==== WORKING DATA ====

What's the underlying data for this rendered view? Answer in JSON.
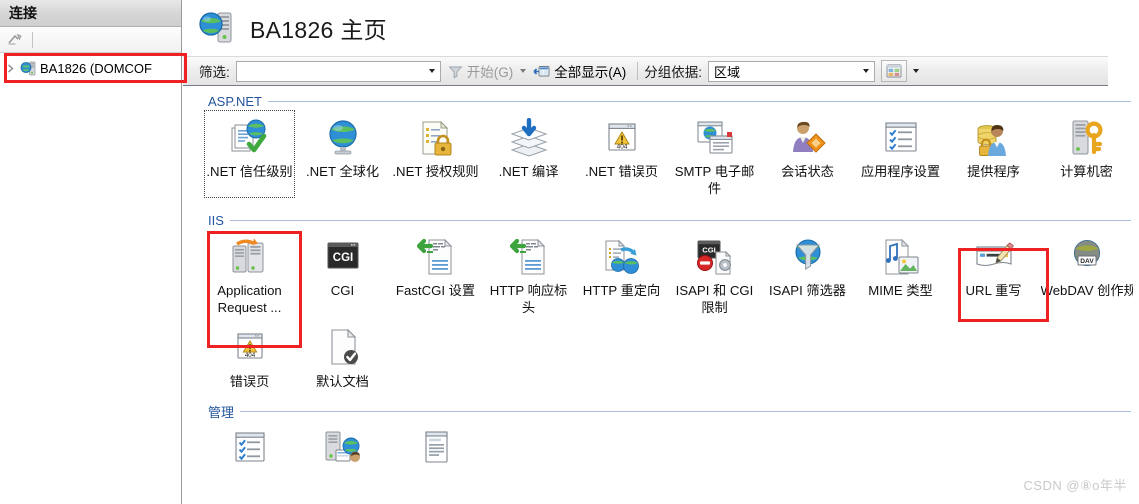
{
  "connections": {
    "title": "连接",
    "toolbar": {
      "connect_icon": "connect-to-server-icon"
    },
    "tree": {
      "node_label": "BA1826 (DOMCOF",
      "expander_icon": "chevron-right-icon",
      "node_icon": "server-globe-icon"
    }
  },
  "header": {
    "icon": "server-globe-icon",
    "title": "BA1826 主页"
  },
  "filterbar": {
    "filter_label": "筛选:",
    "filter_value": "",
    "filter_placeholder": "",
    "dropdown_icon": "chevron-down-icon",
    "go_label": "开始(G)",
    "go_icon": "funnel-icon",
    "go_caret_icon": "chevron-down-icon",
    "showall_label": "全部显示(A)",
    "showall_icon": "show-all-icon",
    "groupby_label": "分组依据:",
    "groupby_value": "区域",
    "groupby_dropdown_icon": "chevron-down-icon",
    "view_icon": "view-mode-icon",
    "view_caret_icon": "chevron-down-icon"
  },
  "board": {
    "groups": [
      {
        "name": "ASP.NET",
        "rows": [
          [
            {
              "label": ".NET 信任级别",
              "icon": "dotnet-trust-levels-icon",
              "focused": true
            },
            {
              "label": ".NET 全球化",
              "icon": "dotnet-globalization-icon"
            },
            {
              "label": ".NET 授权规则",
              "icon": "dotnet-authorization-rules-icon"
            },
            {
              "label": ".NET 编译",
              "icon": "dotnet-compilation-icon"
            },
            {
              "label": ".NET 错误页",
              "icon": "dotnet-error-pages-icon"
            },
            {
              "label": "SMTP 电子邮件",
              "icon": "smtp-email-icon"
            },
            {
              "label": "会话状态",
              "icon": "session-state-icon"
            },
            {
              "label": "应用程序设置",
              "icon": "application-settings-icon"
            },
            {
              "label": "提供程序",
              "icon": "providers-icon"
            },
            {
              "label": "计算机密",
              "icon": "machine-key-icon",
              "clipped": true
            }
          ]
        ]
      },
      {
        "name": "IIS",
        "rows": [
          [
            {
              "label": "Application Request ...",
              "icon": "application-request-routing-icon",
              "highlighted": true
            },
            {
              "label": "CGI",
              "icon": "cgi-icon"
            },
            {
              "label": "FastCGI 设置",
              "icon": "fastcgi-settings-icon"
            },
            {
              "label": "HTTP 响应标头",
              "icon": "http-response-headers-icon"
            },
            {
              "label": "HTTP 重定向",
              "icon": "http-redirect-icon"
            },
            {
              "label": "ISAPI 和 CGI 限制",
              "icon": "isapi-cgi-restrictions-icon"
            },
            {
              "label": "ISAPI 筛选器",
              "icon": "isapi-filters-icon"
            },
            {
              "label": "MIME 类型",
              "icon": "mime-types-icon"
            },
            {
              "label": "URL 重写",
              "icon": "url-rewrite-icon",
              "highlighted": true
            },
            {
              "label": "WebDAV 创作规",
              "icon": "webdav-authoring-rules-icon",
              "clipped": true
            }
          ],
          [
            {
              "label": "错误页",
              "icon": "error-pages-icon"
            },
            {
              "label": "默认文档",
              "icon": "default-document-icon"
            }
          ]
        ]
      },
      {
        "name": "管理",
        "rows": [
          [
            {
              "label": "",
              "icon": "configuration-editor-icon"
            },
            {
              "label": "",
              "icon": "shared-configuration-icon"
            },
            {
              "label": "",
              "icon": "feature-delegation-icon"
            }
          ]
        ]
      }
    ]
  },
  "watermark": "CSDN @⑧o年半",
  "colors": {
    "annotation": "#ee2222",
    "group_heading": "#22559c",
    "group_rule": "#a8c0dd"
  }
}
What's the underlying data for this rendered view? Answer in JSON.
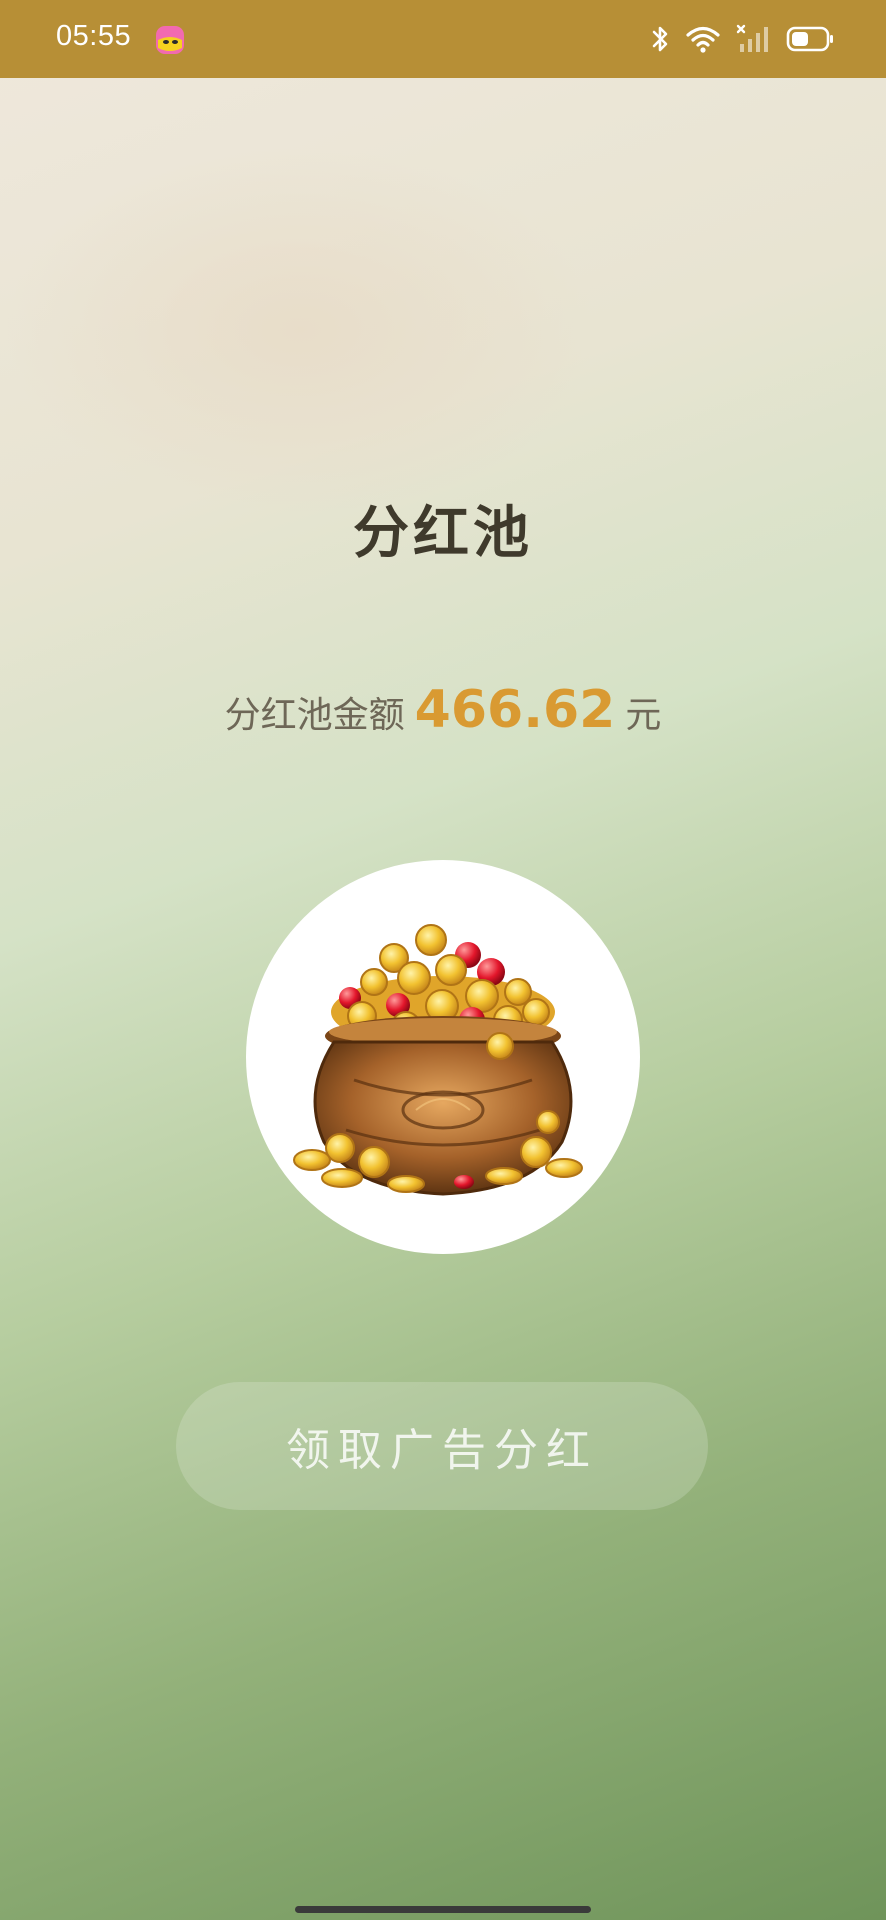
{
  "status_bar": {
    "time": "05:55",
    "background": "#b78f36",
    "icons": [
      "app-notification-icon",
      "bluetooth-icon",
      "wifi-icon",
      "signal-no-service-icon",
      "battery-icon"
    ]
  },
  "page": {
    "title": "分红池",
    "amount_label": "分红池金额",
    "amount_value": "466.62",
    "amount_unit": "元",
    "accent_color": "#d99a32",
    "image": "treasure-pot-of-gold-coins",
    "claim_button_label": "领取广告分红"
  }
}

====

▸ EXERCISE DETAILS
Copy every line of the entries above in which "pages" occurs.

▸ CORRECT ANSWER
              "icon": "dotnet-error-pages-icon"
              "icon": "error-pages-icon"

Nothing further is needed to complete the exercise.